### [What is asked]
Starting at the line that holds "Output the text content of this document.", set down each line through the end of the listing, exactly as written and with nothing added.

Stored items
* Begin *

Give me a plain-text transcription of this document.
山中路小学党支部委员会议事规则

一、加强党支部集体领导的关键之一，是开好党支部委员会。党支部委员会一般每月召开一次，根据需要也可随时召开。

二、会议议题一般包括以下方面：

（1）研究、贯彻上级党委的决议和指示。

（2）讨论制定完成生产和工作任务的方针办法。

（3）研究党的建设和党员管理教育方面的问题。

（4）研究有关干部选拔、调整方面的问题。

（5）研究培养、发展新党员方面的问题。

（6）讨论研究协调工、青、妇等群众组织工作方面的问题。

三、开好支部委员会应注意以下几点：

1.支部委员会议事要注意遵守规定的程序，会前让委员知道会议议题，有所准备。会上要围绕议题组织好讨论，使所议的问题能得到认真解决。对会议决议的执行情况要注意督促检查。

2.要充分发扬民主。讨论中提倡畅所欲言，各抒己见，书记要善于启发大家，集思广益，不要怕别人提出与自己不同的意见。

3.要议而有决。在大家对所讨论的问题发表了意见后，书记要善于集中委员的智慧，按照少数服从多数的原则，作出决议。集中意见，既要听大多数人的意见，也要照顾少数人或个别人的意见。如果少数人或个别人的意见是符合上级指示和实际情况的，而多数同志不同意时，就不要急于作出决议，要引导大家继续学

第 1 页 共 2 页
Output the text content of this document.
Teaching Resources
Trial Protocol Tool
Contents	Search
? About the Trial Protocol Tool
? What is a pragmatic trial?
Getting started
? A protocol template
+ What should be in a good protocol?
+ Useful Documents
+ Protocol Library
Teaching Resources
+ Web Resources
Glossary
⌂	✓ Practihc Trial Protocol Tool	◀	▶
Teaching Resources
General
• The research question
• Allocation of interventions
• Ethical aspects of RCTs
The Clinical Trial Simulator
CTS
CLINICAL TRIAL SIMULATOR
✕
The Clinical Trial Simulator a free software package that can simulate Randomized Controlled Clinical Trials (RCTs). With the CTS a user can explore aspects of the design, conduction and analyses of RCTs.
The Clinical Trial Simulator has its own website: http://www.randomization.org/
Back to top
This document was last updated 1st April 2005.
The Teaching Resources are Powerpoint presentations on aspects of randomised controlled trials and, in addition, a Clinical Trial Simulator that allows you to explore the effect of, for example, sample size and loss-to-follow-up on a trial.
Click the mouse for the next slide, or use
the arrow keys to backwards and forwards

* End *

### [Result of this exercise]
Output the text content of this document.
Teaching Resources
Trial Protocol Tool
Contents	Search
? About the Trial Protocol Tool
? What is a pragmatic trial?
Getting started
? A protocol template
+ What should be in a good protocol?
+ Useful Documents
+ Protocol Library
Teaching Resources
+ Web Resources
Glossary
⌂	✓ Practihc Trial Protocol Tool	◀	▶
Teaching Resources
General
• The research question
• Allocation of interventions
• Ethical aspects of RCTs
The Clinical Trial Simulator
CTS
CLINICAL TRIAL SIMULATOR
✕
The Clinical Trial Simulator a free software package that can simulate Randomized Controlled Clinical Trials (RCTs). With the CTS a user can explore aspects of the design, conduction and analyses of RCTs.
The Clinical Trial Simulator has its own website: http://www.randomization.org/
Back to top
This document was last updated 1st April 2005.
The Teaching Resources are Powerpoint presentations on aspects of randomised controlled trials and, in addition, a Clinical Trial Simulator that allows you to explore the effect of, for example, sample size and loss-to-follow-up on a trial.
Click the mouse for the next slide, or use
the arrow keys to backwards and forwards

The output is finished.